## Start Task material

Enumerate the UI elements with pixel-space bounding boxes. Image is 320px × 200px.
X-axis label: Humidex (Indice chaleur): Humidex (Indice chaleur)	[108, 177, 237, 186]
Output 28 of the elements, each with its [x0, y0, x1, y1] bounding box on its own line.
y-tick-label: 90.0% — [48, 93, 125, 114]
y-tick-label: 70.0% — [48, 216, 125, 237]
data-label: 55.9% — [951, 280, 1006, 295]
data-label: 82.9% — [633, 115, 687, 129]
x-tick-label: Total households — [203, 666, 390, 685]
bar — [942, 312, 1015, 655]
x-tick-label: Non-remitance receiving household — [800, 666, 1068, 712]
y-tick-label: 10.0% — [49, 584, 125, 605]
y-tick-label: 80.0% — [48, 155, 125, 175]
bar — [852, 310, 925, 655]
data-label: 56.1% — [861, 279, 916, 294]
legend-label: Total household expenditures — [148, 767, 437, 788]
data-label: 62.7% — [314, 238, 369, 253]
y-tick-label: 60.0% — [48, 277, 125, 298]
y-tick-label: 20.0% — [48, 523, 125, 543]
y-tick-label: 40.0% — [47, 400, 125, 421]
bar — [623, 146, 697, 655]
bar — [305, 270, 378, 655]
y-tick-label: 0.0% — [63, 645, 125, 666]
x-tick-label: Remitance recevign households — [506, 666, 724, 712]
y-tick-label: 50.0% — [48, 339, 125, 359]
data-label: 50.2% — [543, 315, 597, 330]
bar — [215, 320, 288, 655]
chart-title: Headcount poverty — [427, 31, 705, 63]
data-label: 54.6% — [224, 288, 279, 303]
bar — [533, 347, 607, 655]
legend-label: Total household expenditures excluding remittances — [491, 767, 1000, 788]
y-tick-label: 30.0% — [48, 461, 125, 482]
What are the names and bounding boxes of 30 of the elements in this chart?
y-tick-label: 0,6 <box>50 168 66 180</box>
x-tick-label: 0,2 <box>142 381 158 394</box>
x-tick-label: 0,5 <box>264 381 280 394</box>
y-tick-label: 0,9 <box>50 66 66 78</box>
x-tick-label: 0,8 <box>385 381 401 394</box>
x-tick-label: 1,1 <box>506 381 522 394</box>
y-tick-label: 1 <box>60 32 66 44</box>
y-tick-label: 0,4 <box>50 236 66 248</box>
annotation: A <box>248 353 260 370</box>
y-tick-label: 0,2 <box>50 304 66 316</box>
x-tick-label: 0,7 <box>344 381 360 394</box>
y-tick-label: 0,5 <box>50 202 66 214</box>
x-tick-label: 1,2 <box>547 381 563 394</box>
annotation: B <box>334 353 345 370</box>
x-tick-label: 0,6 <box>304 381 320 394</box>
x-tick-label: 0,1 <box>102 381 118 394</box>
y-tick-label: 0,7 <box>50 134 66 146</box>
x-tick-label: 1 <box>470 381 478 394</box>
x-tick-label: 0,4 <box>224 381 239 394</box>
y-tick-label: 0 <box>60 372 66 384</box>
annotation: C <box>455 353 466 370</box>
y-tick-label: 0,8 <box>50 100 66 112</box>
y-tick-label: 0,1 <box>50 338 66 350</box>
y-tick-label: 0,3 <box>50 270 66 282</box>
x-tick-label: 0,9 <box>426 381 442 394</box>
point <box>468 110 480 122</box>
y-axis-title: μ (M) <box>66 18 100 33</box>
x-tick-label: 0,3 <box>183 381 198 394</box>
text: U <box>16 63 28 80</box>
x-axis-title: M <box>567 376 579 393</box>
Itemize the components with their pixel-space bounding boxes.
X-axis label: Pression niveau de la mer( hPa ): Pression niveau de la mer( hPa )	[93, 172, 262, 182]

## End Task material

§ Exercise directions: Copy out all of the records above, substituting "y-axis tick label" for every occurrence of "y-tick-label" and leaving everything else unchanged.

§ Written answer:
Enumerate the UI elements with pixel-space bounding boxes. Image is 320px × 200px.
X-axis label: Humidex (Indice chaleur): Humidex (Indice chaleur)	[108, 177, 237, 186]
Output 28 of the elements, each with its [x0, y0, x1, y1] bounding box on its own line.
y-axis tick label: 90.0% — [48, 93, 125, 114]
y-axis tick label: 70.0% — [48, 216, 125, 237]
data-label: 55.9% — [951, 280, 1006, 295]
data-label: 82.9% — [633, 115, 687, 129]
x-tick-label: Total households — [203, 666, 390, 685]
bar — [942, 312, 1015, 655]
x-tick-label: Non-remitance receiving household — [800, 666, 1068, 712]
y-axis tick label: 10.0% — [49, 584, 125, 605]
y-axis tick label: 80.0% — [48, 155, 125, 175]
bar — [852, 310, 925, 655]
data-label: 56.1% — [861, 279, 916, 294]
legend-label: Total household expenditures — [148, 767, 437, 788]
data-label: 62.7% — [314, 238, 369, 253]
y-axis tick label: 60.0% — [48, 277, 125, 298]
y-axis tick label: 20.0% — [48, 523, 125, 543]
y-axis tick label: 40.0% — [47, 400, 125, 421]
bar — [623, 146, 697, 655]
bar — [305, 270, 378, 655]
y-axis tick label: 0.0% — [63, 645, 125, 666]
x-tick-label: Remitance recevign households — [506, 666, 724, 712]
y-axis tick label: 50.0% — [48, 339, 125, 359]
data-label: 50.2% — [543, 315, 597, 330]
bar — [215, 320, 288, 655]
chart-title: Headcount poverty — [427, 31, 705, 63]
data-label: 54.6% — [224, 288, 279, 303]
bar — [533, 347, 607, 655]
legend-label: Total household expenditures excluding remittances — [491, 767, 1000, 788]
y-axis tick label: 30.0% — [48, 461, 125, 482]
What are the names and bounding boxes of 30 of the elements in this chart?
y-axis tick label: 0,6 <box>50 168 66 180</box>
x-tick-label: 0,2 <box>142 381 158 394</box>
x-tick-label: 0,5 <box>264 381 280 394</box>
y-axis tick label: 0,9 <box>50 66 66 78</box>
x-tick-label: 0,8 <box>385 381 401 394</box>
x-tick-label: 1,1 <box>506 381 522 394</box>
y-axis tick label: 1 <box>60 32 66 44</box>
y-axis tick label: 0,4 <box>50 236 66 248</box>
annotation: A <box>248 353 260 370</box>
y-axis tick label: 0,2 <box>50 304 66 316</box>
x-tick-label: 0,7 <box>344 381 360 394</box>
y-axis tick label: 0,5 <box>50 202 66 214</box>
x-tick-label: 1,2 <box>547 381 563 394</box>
annotation: B <box>334 353 345 370</box>
x-tick-label: 0,6 <box>304 381 320 394</box>
x-tick-label: 0,1 <box>102 381 118 394</box>
y-axis tick label: 0,7 <box>50 134 66 146</box>
x-tick-label: 1 <box>470 381 478 394</box>
x-tick-label: 0,4 <box>224 381 239 394</box>
y-axis tick label: 0 <box>60 372 66 384</box>
annotation: C <box>455 353 466 370</box>
y-axis tick label: 0,8 <box>50 100 66 112</box>
y-axis tick label: 0,1 <box>50 338 66 350</box>
y-axis tick label: 0,3 <box>50 270 66 282</box>
x-tick-label: 0,9 <box>426 381 442 394</box>
point <box>468 110 480 122</box>
y-axis-title: μ (M) <box>66 18 100 33</box>
x-tick-label: 0,3 <box>183 381 198 394</box>
text: U <box>16 63 28 80</box>
x-axis-title: M <box>567 376 579 393</box>
Itemize the components with their pixel-space bounding boxes.
X-axis label: Pression niveau de la mer( hPa ): Pression niveau de la mer( hPa )	[93, 172, 262, 182]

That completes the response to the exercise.